→ EXERCISE REQUIREMENTS: Write out every line of the stored entries below, reproducing each one character for character.

(Stored entries)

____________________

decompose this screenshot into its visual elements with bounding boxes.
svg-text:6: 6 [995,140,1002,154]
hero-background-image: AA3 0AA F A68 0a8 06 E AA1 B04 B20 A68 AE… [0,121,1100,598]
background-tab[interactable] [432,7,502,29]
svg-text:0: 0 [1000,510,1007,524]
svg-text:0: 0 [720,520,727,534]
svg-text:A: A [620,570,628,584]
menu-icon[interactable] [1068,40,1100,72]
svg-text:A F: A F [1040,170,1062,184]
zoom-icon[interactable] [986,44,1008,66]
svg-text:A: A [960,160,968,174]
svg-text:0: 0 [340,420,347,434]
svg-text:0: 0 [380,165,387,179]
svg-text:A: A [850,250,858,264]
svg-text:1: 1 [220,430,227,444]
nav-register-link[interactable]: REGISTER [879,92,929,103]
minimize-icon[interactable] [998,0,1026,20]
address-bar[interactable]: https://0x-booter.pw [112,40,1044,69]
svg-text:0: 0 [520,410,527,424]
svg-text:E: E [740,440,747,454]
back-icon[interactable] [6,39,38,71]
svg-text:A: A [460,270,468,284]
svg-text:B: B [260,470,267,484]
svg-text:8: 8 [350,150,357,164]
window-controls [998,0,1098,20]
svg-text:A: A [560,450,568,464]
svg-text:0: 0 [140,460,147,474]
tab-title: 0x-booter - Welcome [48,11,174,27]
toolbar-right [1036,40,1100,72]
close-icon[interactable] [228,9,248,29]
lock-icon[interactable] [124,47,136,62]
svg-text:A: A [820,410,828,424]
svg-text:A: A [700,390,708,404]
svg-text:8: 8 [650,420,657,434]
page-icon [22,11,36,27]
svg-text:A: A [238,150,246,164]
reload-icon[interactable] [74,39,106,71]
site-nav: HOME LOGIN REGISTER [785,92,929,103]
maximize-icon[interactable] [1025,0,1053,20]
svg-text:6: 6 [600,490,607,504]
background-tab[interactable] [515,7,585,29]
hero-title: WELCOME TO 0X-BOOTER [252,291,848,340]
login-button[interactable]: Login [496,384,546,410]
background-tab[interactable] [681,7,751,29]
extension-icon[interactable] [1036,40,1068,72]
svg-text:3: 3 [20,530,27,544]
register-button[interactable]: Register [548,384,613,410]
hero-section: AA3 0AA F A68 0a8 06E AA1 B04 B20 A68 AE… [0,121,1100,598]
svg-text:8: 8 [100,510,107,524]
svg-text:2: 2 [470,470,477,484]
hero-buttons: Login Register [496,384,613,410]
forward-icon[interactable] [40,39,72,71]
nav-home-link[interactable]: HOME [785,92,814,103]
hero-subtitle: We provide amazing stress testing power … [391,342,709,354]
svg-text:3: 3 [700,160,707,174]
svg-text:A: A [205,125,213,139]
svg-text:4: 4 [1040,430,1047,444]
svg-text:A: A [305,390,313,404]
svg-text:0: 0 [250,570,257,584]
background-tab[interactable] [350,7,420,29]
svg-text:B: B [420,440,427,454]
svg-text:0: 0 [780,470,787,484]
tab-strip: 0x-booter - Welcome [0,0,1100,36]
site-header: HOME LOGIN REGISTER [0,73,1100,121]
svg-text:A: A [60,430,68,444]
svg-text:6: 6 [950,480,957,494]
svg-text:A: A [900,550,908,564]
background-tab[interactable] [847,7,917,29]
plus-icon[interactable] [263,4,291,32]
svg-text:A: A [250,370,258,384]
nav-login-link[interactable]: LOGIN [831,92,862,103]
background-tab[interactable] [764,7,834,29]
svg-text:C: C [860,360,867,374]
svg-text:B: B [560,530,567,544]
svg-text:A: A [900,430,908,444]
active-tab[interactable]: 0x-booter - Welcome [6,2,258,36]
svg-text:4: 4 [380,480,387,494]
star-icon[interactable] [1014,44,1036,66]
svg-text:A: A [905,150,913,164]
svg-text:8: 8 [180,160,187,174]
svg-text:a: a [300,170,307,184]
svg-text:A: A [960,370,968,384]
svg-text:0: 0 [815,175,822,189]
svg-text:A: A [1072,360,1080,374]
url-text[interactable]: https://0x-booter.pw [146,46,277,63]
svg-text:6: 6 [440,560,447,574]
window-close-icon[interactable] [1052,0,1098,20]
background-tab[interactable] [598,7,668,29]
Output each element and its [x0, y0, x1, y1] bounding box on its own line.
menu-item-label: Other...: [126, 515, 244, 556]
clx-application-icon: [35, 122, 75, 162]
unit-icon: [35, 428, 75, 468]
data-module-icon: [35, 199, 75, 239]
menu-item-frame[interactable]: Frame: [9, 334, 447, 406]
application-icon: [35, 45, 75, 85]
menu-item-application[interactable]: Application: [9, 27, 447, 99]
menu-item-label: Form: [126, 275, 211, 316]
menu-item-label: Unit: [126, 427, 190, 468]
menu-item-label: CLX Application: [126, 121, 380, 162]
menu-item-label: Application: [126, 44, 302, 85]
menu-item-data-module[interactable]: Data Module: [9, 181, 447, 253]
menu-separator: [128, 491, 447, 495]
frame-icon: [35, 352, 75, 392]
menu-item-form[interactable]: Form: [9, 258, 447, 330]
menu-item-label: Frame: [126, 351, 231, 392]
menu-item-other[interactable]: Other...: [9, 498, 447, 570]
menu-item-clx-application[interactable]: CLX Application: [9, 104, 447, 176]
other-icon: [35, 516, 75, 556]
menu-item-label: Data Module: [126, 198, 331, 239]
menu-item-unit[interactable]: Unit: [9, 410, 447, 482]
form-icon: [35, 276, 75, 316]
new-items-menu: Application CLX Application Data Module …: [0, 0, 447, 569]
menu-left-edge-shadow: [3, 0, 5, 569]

____________________

→ RESULT FOR THIS TASK:
decompose this screenshot into its visual elements with bounding boxes.
svg-text:6: 6 [995,140,1002,154]
hero-background-image: AA3 0AA F A68 0a8 06 E AA1 B04 B20 A68 AE… [0,121,1100,598]
background-tab[interactable] [432,7,502,29]
svg-text:0: 0 [1000,510,1007,524]
svg-text:0: 0 [720,520,727,534]
svg-text:A: A [620,570,628,584]
menu-icon[interactable] [1068,40,1100,72]
svg-text:A F: A F [1040,170,1062,184]
zoom-icon[interactable] [986,44,1008,66]
svg-text:A: A [960,160,968,174]
svg-text:0: 0 [340,420,347,434]
svg-text:0: 0 [380,165,387,179]
svg-text:A: A [850,250,858,264]
svg-text:1: 1 [220,430,227,444]
nav-register-link[interactable]: REGISTER [879,92,929,103]
minimize-icon[interactable] [998,0,1026,20]
address-bar[interactable]: https://0x-booter.pw [112,40,1044,69]
svg-text:0: 0 [520,410,527,424]
svg-text:E: E [740,440,747,454]
back-icon[interactable] [6,39,38,71]
svg-text:A: A [460,270,468,284]
svg-text:B: B [260,470,267,484]
svg-text:8: 8 [350,150,357,164]
window-controls [998,0,1098,20]
svg-text:A: A [560,450,568,464]
svg-text:0: 0 [140,460,147,474]
tab-title: 0x-booter - Welcome [48,11,174,27]
toolbar-right [1036,40,1100,72]
close-icon[interactable] [228,9,248,29]
lock-icon[interactable] [124,47,136,62]
svg-text:A: A [820,410,828,424]
svg-text:A: A [700,390,708,404]
svg-text:8: 8 [650,420,657,434]
page-icon [22,11,36,27]
svg-text:A: A [238,150,246,164]
reload-icon[interactable] [74,39,106,71]
site-nav: HOME LOGIN REGISTER [785,92,929,103]
maximize-icon[interactable] [1025,0,1053,20]
svg-text:6: 6 [600,490,607,504]
background-tab[interactable] [515,7,585,29]
hero-title: WELCOME TO 0X-BOOTER [252,291,848,340]
login-button[interactable]: Login [496,384,546,410]
background-tab[interactable] [681,7,751,29]
extension-icon[interactable] [1036,40,1068,72]
svg-text:3: 3 [20,530,27,544]
register-button[interactable]: Register [548,384,613,410]
hero-section: AA3 0AA F A68 0a8 06E AA1 B04 B20 A68 AE… [0,121,1100,598]
svg-text:8: 8 [100,510,107,524]
svg-text:2: 2 [470,470,477,484]
hero-buttons: Login Register [496,384,613,410]
forward-icon[interactable] [40,39,72,71]
nav-home-link[interactable]: HOME [785,92,814,103]
hero-subtitle: We provide amazing stress testing power … [391,342,709,354]
svg-text:3: 3 [700,160,707,174]
svg-text:A: A [205,125,213,139]
svg-text:4: 4 [1040,430,1047,444]
svg-text:A: A [305,390,313,404]
svg-text:0: 0 [250,570,257,584]
background-tab[interactable] [350,7,420,29]
svg-text:B: B [420,440,427,454]
svg-text:0: 0 [780,470,787,484]
tab-strip: 0x-booter - Welcome [0,0,1100,36]
site-header: HOME LOGIN REGISTER [0,73,1100,121]
svg-text:A: A [60,430,68,444]
svg-text:6: 6 [950,480,957,494]
svg-text:A: A [900,550,908,564]
background-tab[interactable] [847,7,917,29]
plus-icon[interactable] [263,4,291,32]
svg-text:A: A [250,370,258,384]
nav-login-link[interactable]: LOGIN [831,92,862,103]
background-tab[interactable] [764,7,834,29]
svg-text:C: C [860,360,867,374]
svg-text:B: B [560,530,567,544]
svg-text:A: A [900,430,908,444]
active-tab[interactable]: 0x-booter - Welcome [6,2,258,36]
svg-text:4: 4 [380,480,387,494]
star-icon[interactable] [1014,44,1036,66]
svg-text:A: A [905,150,913,164]
svg-text:8: 8 [180,160,187,174]
svg-text:a: a [300,170,307,184]
svg-text:A: A [960,370,968,384]
svg-text:0: 0 [815,175,822,189]
svg-text:A: A [1072,360,1080,374]
url-text[interactable]: https://0x-booter.pw [146,46,277,63]
svg-text:6: 6 [440,560,447,574]
window-close-icon[interactable] [1052,0,1098,20]
background-tab[interactable] [598,7,668,29]
Output each element and its [x0, y0, x1, y1] bounding box on its own line.
menu-item-label: Other...: [126, 515, 244, 556]
clx-application-icon: [35, 122, 75, 162]
unit-icon: [35, 428, 75, 468]
data-module-icon: [35, 199, 75, 239]
menu-item-frame[interactable]: Frame: [9, 334, 447, 406]
application-icon: [35, 45, 75, 85]
menu-item-application[interactable]: Application: [9, 27, 447, 99]
menu-item-label: Form: [126, 275, 211, 316]
menu-item-label: Unit: [126, 427, 190, 468]
menu-item-label: CLX Application: [126, 121, 380, 162]
menu-item-label: Application: [126, 44, 302, 85]
menu-item-data-module[interactable]: Data Module: [9, 181, 447, 253]
menu-separator: [128, 491, 447, 495]
frame-icon: [35, 352, 75, 392]
menu-item-form[interactable]: Form: [9, 258, 447, 330]
menu-item-label: Frame: [126, 351, 231, 392]
menu-item-other[interactable]: Other...: [9, 498, 447, 570]
menu-item-clx-application[interactable]: CLX Application: [9, 104, 447, 176]
other-icon: [35, 516, 75, 556]
menu-item-label: Data Module: [126, 198, 331, 239]
menu-item-unit[interactable]: Unit: [9, 410, 447, 482]
form-icon: [35, 276, 75, 316]
new-items-menu: Application CLX Application Data Module …: [0, 0, 447, 569]
menu-left-edge-shadow: [3, 0, 5, 569]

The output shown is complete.